To do: Omit all images, then return the remaining material exactly as it stands.

Exercise data:
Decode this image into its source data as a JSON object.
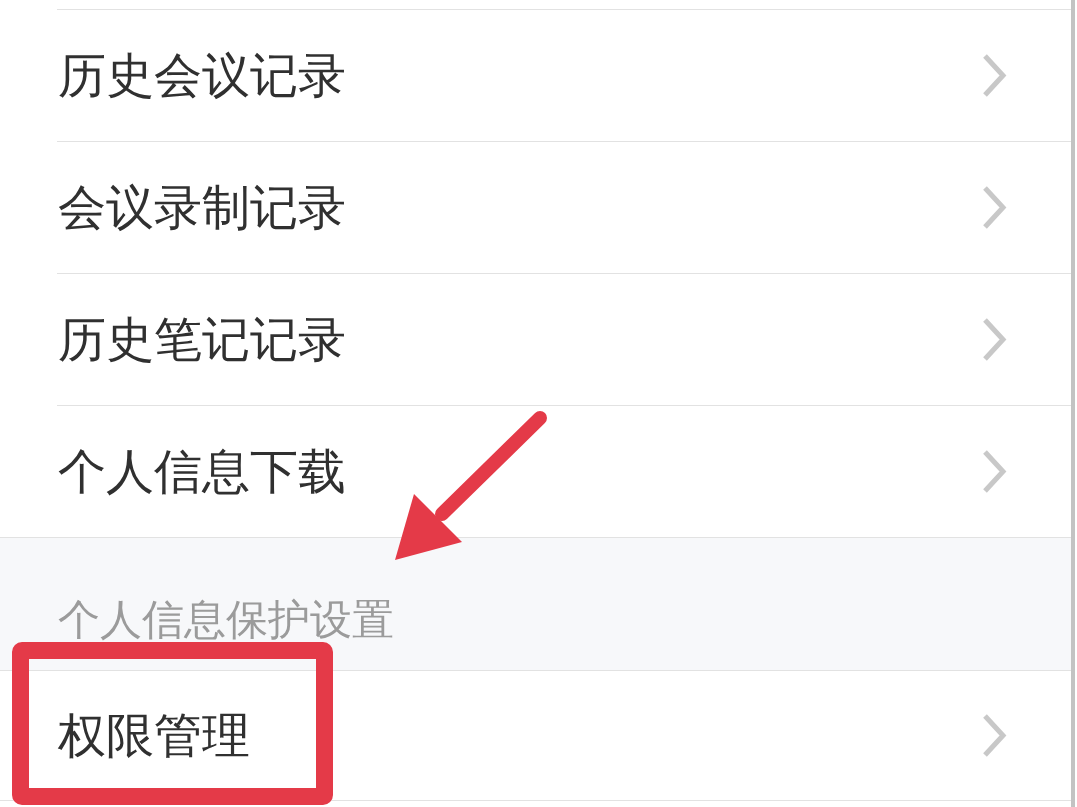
{
  "sections": [
    {
      "items": [
        {
          "label": "历史会议记录",
          "highlighted": false
        },
        {
          "label": "会议录制记录",
          "highlighted": false
        },
        {
          "label": "历史笔记记录",
          "highlighted": false
        },
        {
          "label": "个人信息下载",
          "highlighted": false
        }
      ]
    },
    {
      "title": "个人信息保护设置",
      "items": [
        {
          "label": "权限管理",
          "highlighted": true
        }
      ]
    }
  ]
}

Expected answer:
Decode this image into its source data as a JSON object.
{
  "sections": [
    {
      "items": [
        {
          "label": "历史会议记录",
          "highlighted": false
        },
        {
          "label": "会议录制记录",
          "highlighted": false
        },
        {
          "label": "历史笔记记录",
          "highlighted": false
        },
        {
          "label": "个人信息下载",
          "highlighted": false
        }
      ]
    },
    {
      "title": "个人信息保护设置",
      "items": [
        {
          "label": "权限管理",
          "highlighted": true
        }
      ]
    }
  ]
}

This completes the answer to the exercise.